__Data records__.

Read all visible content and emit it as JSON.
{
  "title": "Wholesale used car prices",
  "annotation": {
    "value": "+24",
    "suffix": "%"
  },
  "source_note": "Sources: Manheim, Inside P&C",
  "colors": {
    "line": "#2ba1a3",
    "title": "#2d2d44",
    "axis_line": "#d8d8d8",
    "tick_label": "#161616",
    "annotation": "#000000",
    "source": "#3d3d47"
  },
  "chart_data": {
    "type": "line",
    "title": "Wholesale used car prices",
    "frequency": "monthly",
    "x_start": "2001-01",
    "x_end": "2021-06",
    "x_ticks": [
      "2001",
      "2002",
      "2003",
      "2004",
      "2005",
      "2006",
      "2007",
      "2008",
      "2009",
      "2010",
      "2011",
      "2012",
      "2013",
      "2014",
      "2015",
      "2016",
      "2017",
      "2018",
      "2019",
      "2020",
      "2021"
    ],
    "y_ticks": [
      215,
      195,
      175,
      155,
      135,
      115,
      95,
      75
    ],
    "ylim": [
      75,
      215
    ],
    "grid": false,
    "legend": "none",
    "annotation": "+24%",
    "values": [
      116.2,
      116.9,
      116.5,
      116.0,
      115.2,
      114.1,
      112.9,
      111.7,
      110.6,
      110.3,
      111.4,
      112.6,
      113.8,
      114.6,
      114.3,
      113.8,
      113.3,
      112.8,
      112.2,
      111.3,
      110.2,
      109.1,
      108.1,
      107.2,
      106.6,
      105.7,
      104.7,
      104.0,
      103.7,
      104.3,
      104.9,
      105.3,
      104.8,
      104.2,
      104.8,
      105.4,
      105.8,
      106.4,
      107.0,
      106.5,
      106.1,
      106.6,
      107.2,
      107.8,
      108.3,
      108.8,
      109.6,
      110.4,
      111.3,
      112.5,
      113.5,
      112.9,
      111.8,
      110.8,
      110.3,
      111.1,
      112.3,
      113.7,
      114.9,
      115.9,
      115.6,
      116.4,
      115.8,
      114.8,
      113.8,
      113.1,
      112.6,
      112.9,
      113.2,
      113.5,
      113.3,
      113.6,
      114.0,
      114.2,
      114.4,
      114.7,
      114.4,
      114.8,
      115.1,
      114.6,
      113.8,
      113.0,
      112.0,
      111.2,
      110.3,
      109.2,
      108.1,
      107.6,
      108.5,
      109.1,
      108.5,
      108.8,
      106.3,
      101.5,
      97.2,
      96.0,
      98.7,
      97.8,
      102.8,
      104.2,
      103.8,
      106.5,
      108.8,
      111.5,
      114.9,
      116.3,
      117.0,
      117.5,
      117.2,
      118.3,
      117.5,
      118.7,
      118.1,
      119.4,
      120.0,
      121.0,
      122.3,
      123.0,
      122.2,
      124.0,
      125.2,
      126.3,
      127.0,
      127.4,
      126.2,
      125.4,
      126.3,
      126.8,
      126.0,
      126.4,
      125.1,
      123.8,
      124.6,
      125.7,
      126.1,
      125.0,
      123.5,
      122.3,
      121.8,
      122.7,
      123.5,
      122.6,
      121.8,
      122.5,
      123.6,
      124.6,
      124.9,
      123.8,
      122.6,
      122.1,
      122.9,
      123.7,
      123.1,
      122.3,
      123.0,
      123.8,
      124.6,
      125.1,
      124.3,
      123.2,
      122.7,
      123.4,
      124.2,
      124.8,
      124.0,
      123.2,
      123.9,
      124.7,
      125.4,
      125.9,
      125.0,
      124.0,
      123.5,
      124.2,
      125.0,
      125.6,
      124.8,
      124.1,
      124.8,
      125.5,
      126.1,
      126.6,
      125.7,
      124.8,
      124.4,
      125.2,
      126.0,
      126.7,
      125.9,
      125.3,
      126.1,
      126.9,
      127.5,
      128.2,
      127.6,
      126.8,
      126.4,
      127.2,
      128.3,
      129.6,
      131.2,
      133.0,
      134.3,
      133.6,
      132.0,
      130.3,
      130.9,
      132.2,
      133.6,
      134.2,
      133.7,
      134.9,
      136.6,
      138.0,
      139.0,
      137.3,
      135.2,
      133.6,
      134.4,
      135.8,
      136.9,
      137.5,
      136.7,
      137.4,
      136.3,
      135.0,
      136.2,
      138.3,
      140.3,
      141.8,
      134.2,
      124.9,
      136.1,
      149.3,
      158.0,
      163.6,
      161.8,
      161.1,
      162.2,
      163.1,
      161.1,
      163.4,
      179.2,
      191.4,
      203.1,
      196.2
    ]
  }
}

__Task brief__.
Retype the listing exactly, in full.

__Result of this task__.
Read all visible content and emit it as JSON.
{
  "title": "Wholesale used car prices",
  "annotation": {
    "value": "+24",
    "suffix": "%"
  },
  "source_note": "Sources: Manheim, Inside P&C",
  "colors": {
    "line": "#2ba1a3",
    "title": "#2d2d44",
    "axis_line": "#d8d8d8",
    "tick_label": "#161616",
    "annotation": "#000000",
    "source": "#3d3d47"
  },
  "chart_data": {
    "type": "line",
    "title": "Wholesale used car prices",
    "frequency": "monthly",
    "x_start": "2001-01",
    "x_end": "2021-06",
    "x_ticks": [
      "2001",
      "2002",
      "2003",
      "2004",
      "2005",
      "2006",
      "2007",
      "2008",
      "2009",
      "2010",
      "2011",
      "2012",
      "2013",
      "2014",
      "2015",
      "2016",
      "2017",
      "2018",
      "2019",
      "2020",
      "2021"
    ],
    "y_ticks": [
      215,
      195,
      175,
      155,
      135,
      115,
      95,
      75
    ],
    "ylim": [
      75,
      215
    ],
    "grid": false,
    "legend": "none",
    "annotation": "+24%",
    "values": [
      116.2,
      116.9,
      116.5,
      116.0,
      115.2,
      114.1,
      112.9,
      111.7,
      110.6,
      110.3,
      111.4,
      112.6,
      113.8,
      114.6,
      114.3,
      113.8,
      113.3,
      112.8,
      112.2,
      111.3,
      110.2,
      109.1,
      108.1,
      107.2,
      106.6,
      105.7,
      104.7,
      104.0,
      103.7,
      104.3,
      104.9,
      105.3,
      104.8,
      104.2,
      104.8,
      105.4,
      105.8,
      106.4,
      107.0,
      106.5,
      106.1,
      106.6,
      107.2,
      107.8,
      108.3,
      108.8,
      109.6,
      110.4,
      111.3,
      112.5,
      113.5,
      112.9,
      111.8,
      110.8,
      110.3,
      111.1,
      112.3,
      113.7,
      114.9,
      115.9,
      115.6,
      116.4,
      115.8,
      114.8,
      113.8,
      113.1,
      112.6,
      112.9,
      113.2,
      113.5,
      113.3,
      113.6,
      114.0,
      114.2,
      114.4,
      114.7,
      114.4,
      114.8,
      115.1,
      114.6,
      113.8,
      113.0,
      112.0,
      111.2,
      110.3,
      109.2,
      108.1,
      107.6,
      108.5,
      109.1,
      108.5,
      108.8,
      106.3,
      101.5,
      97.2,
      96.0,
      98.7,
      97.8,
      102.8,
      104.2,
      103.8,
      106.5,
      108.8,
      111.5,
      114.9,
      116.3,
      117.0,
      117.5,
      117.2,
      118.3,
      117.5,
      118.7,
      118.1,
      119.4,
      120.0,
      121.0,
      122.3,
      123.0,
      122.2,
      124.0,
      125.2,
      126.3,
      127.0,
      127.4,
      126.2,
      125.4,
      126.3,
      126.8,
      126.0,
      126.4,
      125.1,
      123.8,
      124.6,
      125.7,
      126.1,
      125.0,
      123.5,
      122.3,
      121.8,
      122.7,
      123.5,
      122.6,
      121.8,
      122.5,
      123.6,
      124.6,
      124.9,
      123.8,
      122.6,
      122.1,
      122.9,
      123.7,
      123.1,
      122.3,
      123.0,
      123.8,
      124.6,
      125.1,
      124.3,
      123.2,
      122.7,
      123.4,
      124.2,
      124.8,
      124.0,
      123.2,
      123.9,
      124.7,
      125.4,
      125.9,
      125.0,
      124.0,
      123.5,
      124.2,
      125.0,
      125.6,
      124.8,
      124.1,
      124.8,
      125.5,
      126.1,
      126.6,
      125.7,
      124.8,
      124.4,
      125.2,
      126.0,
      126.7,
      125.9,
      125.3,
      126.1,
      126.9,
      127.5,
      128.2,
      127.6,
      126.8,
      126.4,
      127.2,
      128.3,
      129.6,
      131.2,
      133.0,
      134.3,
      133.6,
      132.0,
      130.3,
      130.9,
      132.2,
      133.6,
      134.2,
      133.7,
      134.9,
      136.6,
      138.0,
      139.0,
      137.3,
      135.2,
      133.6,
      134.4,
      135.8,
      136.9,
      137.5,
      136.7,
      137.4,
      136.3,
      135.0,
      136.2,
      138.3,
      140.3,
      141.8,
      134.2,
      124.9,
      136.1,
      149.3,
      158.0,
      163.6,
      161.8,
      161.1,
      162.2,
      163.1,
      161.1,
      163.4,
      179.2,
      191.4,
      203.1,
      196.2
    ]
  }
}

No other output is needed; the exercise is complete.